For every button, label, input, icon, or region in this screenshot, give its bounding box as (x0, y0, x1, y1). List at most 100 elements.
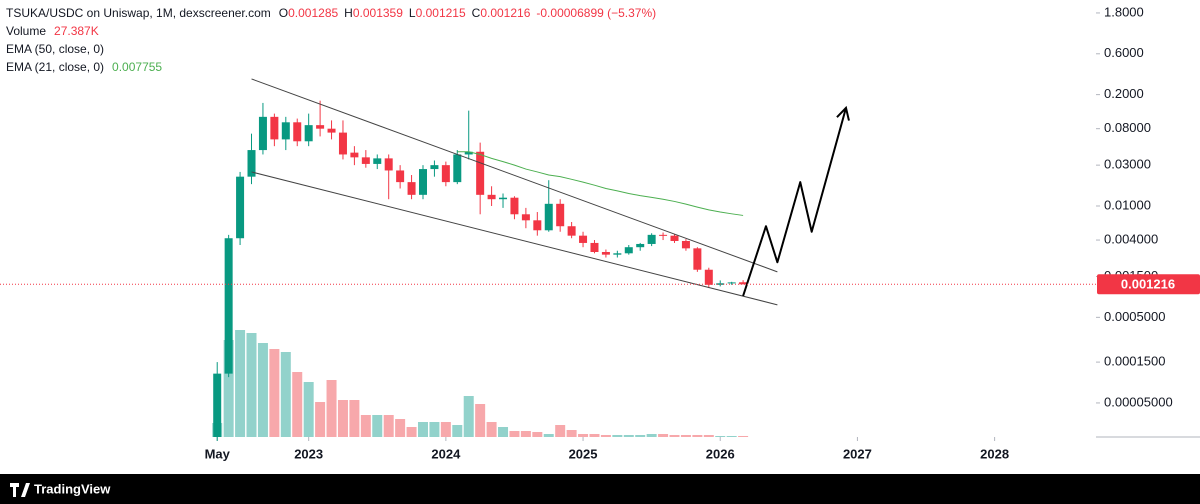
candle-body (281, 122, 290, 140)
arrow-head (836, 105, 850, 121)
candle-body (373, 158, 382, 164)
candle-body (727, 282, 736, 284)
ohlc-value: 0.001216 (480, 6, 530, 20)
volume-bar (440, 422, 451, 437)
candle-body (418, 169, 427, 195)
ohlc-key: H (344, 6, 353, 20)
ema21-label: EMA (21, close, 0) (6, 60, 104, 74)
candle-body (384, 158, 393, 171)
y-tick-label: 0.0005000 (1104, 309, 1165, 324)
candle-body (441, 165, 450, 183)
y-tick-label: 0.03000 (1104, 157, 1151, 172)
candle-body (304, 125, 313, 142)
volume-bar (738, 435, 749, 437)
y-tick-label: 0.004000 (1104, 231, 1158, 246)
volume-bar (532, 432, 543, 437)
volume-bar (680, 435, 691, 437)
volume-bar (463, 396, 474, 437)
volume-bar (578, 434, 589, 437)
candle-body (544, 203, 553, 231)
candle-body (258, 116, 267, 151)
volume-bar (486, 422, 497, 437)
volume-value: 27.387K (54, 24, 99, 38)
change: -0.00006899 (−5.37%) (536, 6, 656, 20)
x-tick-label: 2025 (569, 446, 598, 461)
volume-bar (612, 435, 623, 437)
volume-bar (303, 382, 314, 437)
symbol: TSUKA/USDC on Uniswap, 1M, dexscreener.c… (6, 6, 271, 20)
candle-body (647, 234, 656, 244)
volume-bar (292, 372, 303, 437)
y-tick-label: 0.08000 (1104, 120, 1151, 135)
tv-logo (10, 483, 30, 497)
volume-bar (315, 402, 326, 437)
volume-bar (235, 330, 246, 437)
ohlc-key: C (472, 6, 481, 20)
candle-body (739, 282, 748, 285)
candle-body (270, 116, 279, 140)
volume-label: Volume (6, 24, 46, 38)
volume-bar (589, 434, 600, 437)
x-tick-label: 2027 (843, 446, 872, 461)
x-tick-label: May (205, 446, 231, 461)
volume-bar (452, 425, 463, 437)
volume-bar (349, 400, 360, 437)
volume-bar (326, 380, 337, 437)
ohlc-value: 0.001215 (416, 6, 466, 20)
volume-bar (509, 431, 520, 437)
volume-bar (692, 435, 703, 437)
candle-body (327, 128, 336, 133)
ohlc-value: 0.001285 (288, 6, 338, 20)
branding: TradingView (34, 481, 111, 496)
candle-body (316, 125, 325, 129)
y-tick-label: 0.00005000 (1104, 394, 1173, 409)
candle-body (350, 152, 359, 158)
ema21-line (457, 151, 744, 216)
candle-body (659, 234, 668, 236)
volume-bar (669, 435, 680, 437)
legend-symbol: TSUKA/USDC on Uniswap, 1M, dexscreener.c… (6, 6, 656, 20)
volume-bar (715, 436, 726, 437)
chart-background (0, 0, 1200, 474)
ema21-value: 0.007755 (112, 60, 162, 74)
volume-bar (520, 431, 531, 437)
y-tick-label: 0.01000 (1104, 197, 1151, 212)
volume-bar (395, 419, 406, 437)
candle-body (487, 194, 496, 200)
volume-bar (280, 352, 291, 437)
legend-volume: Volume 27.387K (6, 24, 99, 38)
candle-body (236, 176, 245, 239)
volume-bar (417, 422, 428, 437)
y-tick-label: 0.0001500 (1104, 354, 1165, 369)
ohlc-value: 0.001359 (353, 6, 403, 20)
volume-bar (337, 400, 348, 437)
candle-body (361, 157, 370, 164)
volume-bar (383, 415, 394, 437)
volume-bar (635, 435, 646, 437)
candle-body (224, 238, 233, 374)
candle-body (453, 154, 462, 183)
candle-body (430, 165, 439, 170)
legend-ema21: EMA (21, close, 0) 0.007755 (6, 60, 162, 74)
candle-body (636, 243, 645, 248)
volume-bar (257, 343, 268, 437)
volume-bar (646, 434, 657, 437)
candle-body (510, 197, 519, 215)
volume-bar (406, 427, 417, 437)
projection-arrow (742, 107, 847, 297)
volume-bar (623, 435, 634, 437)
volume-bar (269, 349, 280, 437)
x-tick-label: 2026 (706, 446, 735, 461)
y-tick-label: 0.2000 (1104, 86, 1144, 101)
volume-bar (475, 404, 486, 437)
candle-body (407, 182, 416, 195)
candle-body (247, 150, 256, 177)
candle-body (293, 122, 302, 142)
trend-line (251, 171, 778, 306)
x-tick-label: 2024 (431, 446, 461, 461)
candle-body (681, 240, 690, 249)
last-price-label: 0.001216 (1121, 277, 1175, 292)
candle-body (567, 226, 576, 236)
candle-body (624, 247, 633, 254)
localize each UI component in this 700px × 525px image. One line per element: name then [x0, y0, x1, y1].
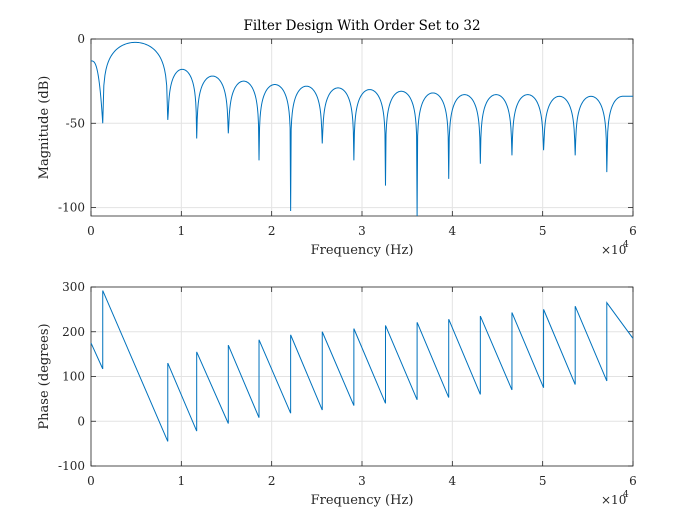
y-tick-label: 100 — [62, 370, 85, 384]
x-tick-label: 6 — [629, 224, 637, 238]
y-tick-label: -50 — [66, 116, 85, 130]
y-tick-label: 200 — [62, 325, 85, 339]
x-exponent-power: 4 — [623, 490, 629, 500]
x-exponent-label: ×10 — [601, 243, 626, 257]
x-exponent-power: 4 — [623, 240, 629, 250]
y-tick-label: -100 — [58, 459, 85, 473]
y-tick-label: 0 — [77, 32, 85, 46]
y-axis-label: Phase (degrees) — [37, 323, 52, 429]
x-tick-label: 4 — [449, 224, 457, 238]
x-tick-label: 6 — [629, 474, 637, 488]
x-tick-label: 3 — [358, 474, 366, 488]
axes-box — [90, 286, 634, 467]
phase-series-line — [90, 290, 634, 442]
chart-title: Filter Design With Order Set to 32 — [243, 18, 480, 34]
x-tick-label: 0 — [87, 474, 95, 488]
magnitude-plot: 0 1 2 3 4 5 6 0 -50 -100 Frequency (Hz) Magnitude (… — [37, 32, 637, 258]
x-tick-label: 2 — [268, 224, 276, 238]
y-axis-label: Magnitude (dB) — [37, 76, 52, 180]
x-tick-label: 0 — [87, 224, 95, 238]
y-tick-label: 300 — [62, 280, 85, 294]
x-tick-label: 5 — [539, 224, 547, 238]
axes-box — [90, 38, 634, 217]
x-tick-label: 1 — [178, 224, 186, 238]
x-tick-label: 5 — [539, 474, 547, 488]
x-exponent-label: ×10 — [601, 493, 626, 507]
x-tick-label: 3 — [358, 224, 366, 238]
x-tick-label: 4 — [449, 474, 457, 488]
x-axis-label: Frequency (Hz) — [311, 493, 414, 508]
y-tick-label: -100 — [58, 201, 85, 215]
x-axis-label: Frequency (Hz) — [311, 243, 414, 258]
y-tick-label: 0 — [77, 414, 85, 428]
magnitude-series-line — [90, 41, 633, 217]
x-tick-label: 2 — [268, 474, 276, 488]
x-tick-label: 1 — [178, 474, 186, 488]
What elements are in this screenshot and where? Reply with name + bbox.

- [WHAT YOU NEED TO DO] Reproduce every line of the records above verbatim, omitting the pictures.

- [FULL RESPONSE]
For every button, label, input, icon, or region in this screenshot, give its bounding box as (x0, y0, x1, y1). List at most 100 elements.
candle-body (281, 122, 290, 140)
arrow-head (836, 105, 850, 121)
candle-body (373, 158, 382, 164)
candle-body (727, 282, 736, 284)
ohlc-value: 0.001216 (480, 6, 530, 20)
volume-bar (440, 422, 451, 437)
candle-body (418, 169, 427, 195)
ohlc-key: H (344, 6, 353, 20)
ema21-label: EMA (21, close, 0) (6, 60, 104, 74)
candle-body (384, 158, 393, 171)
y-tick-label: 0.0005000 (1104, 309, 1165, 324)
candle-body (441, 165, 450, 183)
y-tick-label: 0.03000 (1104, 157, 1151, 172)
candle-body (304, 125, 313, 142)
volume-bar (738, 435, 749, 437)
y-tick-label: 0.004000 (1104, 231, 1158, 246)
volume-bar (532, 432, 543, 437)
volume-bar (680, 435, 691, 437)
volume-bar (463, 396, 474, 437)
volume-bar (578, 434, 589, 437)
candle-body (544, 203, 553, 231)
candle-body (258, 116, 267, 151)
volume-bar (486, 422, 497, 437)
volume-value: 27.387K (54, 24, 99, 38)
change: -0.00006899 (−5.37%) (536, 6, 656, 20)
x-tick-label: 2025 (569, 446, 598, 461)
volume-bar (612, 435, 623, 437)
volume-bar (303, 382, 314, 437)
symbol: TSUKA/USDC on Uniswap, 1M, dexscreener.c… (6, 6, 271, 20)
candle-body (647, 234, 656, 244)
volume-bar (292, 372, 303, 437)
y-tick-label: 0.08000 (1104, 120, 1151, 135)
tv-logo (10, 483, 30, 497)
volume-bar (315, 402, 326, 437)
volume-bar (235, 330, 246, 437)
ohlc-key: C (472, 6, 481, 20)
candle-body (739, 282, 748, 285)
candle-body (270, 116, 279, 140)
volume-label: Volume (6, 24, 46, 38)
volume-bar (589, 434, 600, 437)
x-tick-label: 2027 (843, 446, 872, 461)
x-tick-label: May (205, 446, 231, 461)
volume-bar (452, 425, 463, 437)
volume-bar (349, 400, 360, 437)
volume-bar (326, 380, 337, 437)
ohlc-value: 0.001215 (416, 6, 466, 20)
volume-bar (509, 431, 520, 437)
volume-bar (692, 435, 703, 437)
candle-body (327, 128, 336, 133)
ohlc-value: 0.001285 (288, 6, 338, 20)
branding: TradingView (34, 481, 111, 496)
candle-body (316, 125, 325, 129)
y-tick-label: 0.00005000 (1104, 394, 1173, 409)
candle-body (350, 152, 359, 158)
ema21-line (457, 151, 744, 216)
candle-body (659, 234, 668, 236)
volume-bar (669, 435, 680, 437)
legend-symbol: TSUKA/USDC on Uniswap, 1M, dexscreener.c… (6, 6, 656, 20)
volume-bar (715, 436, 726, 437)
chart-background (0, 0, 1200, 474)
ema21-value: 0.007755 (112, 60, 162, 74)
volume-bar (520, 431, 531, 437)
y-tick-label: 0.01000 (1104, 197, 1151, 212)
volume-bar (395, 419, 406, 437)
candle-body (487, 194, 496, 200)
volume-bar (280, 352, 291, 437)
legend-volume: Volume 27.387K (6, 24, 99, 38)
candle-body (236, 176, 245, 239)
volume-bar (417, 422, 428, 437)
y-tick-label: 0.0001500 (1104, 354, 1165, 369)
ohlc-value: 0.001359 (353, 6, 403, 20)
volume-bar (337, 400, 348, 437)
candle-body (361, 157, 370, 164)
volume-bar (383, 415, 394, 437)
volume-bar (635, 435, 646, 437)
candle-body (224, 238, 233, 374)
candle-body (453, 154, 462, 183)
candle-body (430, 165, 439, 170)
legend-ema21: EMA (21, close, 0) 0.007755 (6, 60, 162, 74)
candle-body (636, 243, 645, 248)
volume-bar (257, 343, 268, 437)
volume-bar (646, 434, 657, 437)
candle-body (510, 197, 519, 215)
volume-bar (406, 427, 417, 437)
projection-arrow (742, 107, 847, 297)
volume-bar (623, 435, 634, 437)
volume-bar (269, 349, 280, 437)
x-tick-label: 2026 (706, 446, 735, 461)
y-tick-label: 0.2000 (1104, 86, 1144, 101)
volume-bar (475, 404, 486, 437)
candle-body (407, 182, 416, 195)
candle-body (247, 150, 256, 177)
candle-body (293, 122, 302, 142)
trend-line (251, 171, 778, 306)
x-tick-label: 2024 (431, 446, 461, 461)
candle-body (681, 240, 690, 249)
last-price-label: 0.001216 (1121, 277, 1175, 292)
candle-body (567, 226, 576, 236)
candle-body (624, 247, 633, 254)
localize each UI component in this 700px × 525px image. One line per element: name then [x0, y0, x1, y1].
y-tick-label: 100 — [62, 370, 85, 384]
x-tick-label: 6 — [629, 224, 637, 238]
y-tick-label: -50 — [66, 116, 85, 130]
y-tick-label: 200 — [62, 325, 85, 339]
x-exponent-power: 4 — [623, 490, 629, 500]
x-exponent-label: ×10 — [601, 243, 626, 257]
x-exponent-power: 4 — [623, 240, 629, 250]
y-tick-label: -100 — [58, 459, 85, 473]
y-tick-label: 0 — [77, 32, 85, 46]
y-axis-label: Phase (degrees) — [37, 323, 52, 429]
x-tick-label: 4 — [449, 224, 457, 238]
x-tick-label: 6 — [629, 474, 637, 488]
x-tick-label: 3 — [358, 474, 366, 488]
axes-box — [90, 286, 634, 467]
phase-series-line — [90, 290, 634, 442]
chart-title: Filter Design With Order Set to 32 — [243, 18, 480, 34]
x-tick-label: 0 — [87, 474, 95, 488]
magnitude-plot: 0 1 2 3 4 5 6 0 -50 -100 Frequency (Hz) Magnitude (… — [37, 32, 637, 258]
x-tick-label: 2 — [268, 224, 276, 238]
y-axis-label: Magnitude (dB) — [37, 76, 52, 180]
x-tick-label: 0 — [87, 224, 95, 238]
y-tick-label: 300 — [62, 280, 85, 294]
x-tick-label: 5 — [539, 224, 547, 238]
axes-box — [90, 38, 634, 217]
x-tick-label: 1 — [178, 224, 186, 238]
x-tick-label: 5 — [539, 474, 547, 488]
x-exponent-label: ×10 — [601, 493, 626, 507]
x-tick-label: 3 — [358, 224, 366, 238]
x-tick-label: 4 — [449, 474, 457, 488]
x-axis-label: Frequency (Hz) — [311, 493, 414, 508]
y-tick-label: -100 — [58, 201, 85, 215]
x-axis-label: Frequency (Hz) — [311, 243, 414, 258]
y-tick-label: 0 — [77, 414, 85, 428]
magnitude-series-line — [90, 41, 633, 217]
x-tick-label: 2 — [268, 474, 276, 488]
x-tick-label: 1 — [178, 474, 186, 488]
What elements are in this screenshot and where? Reply with name + bbox.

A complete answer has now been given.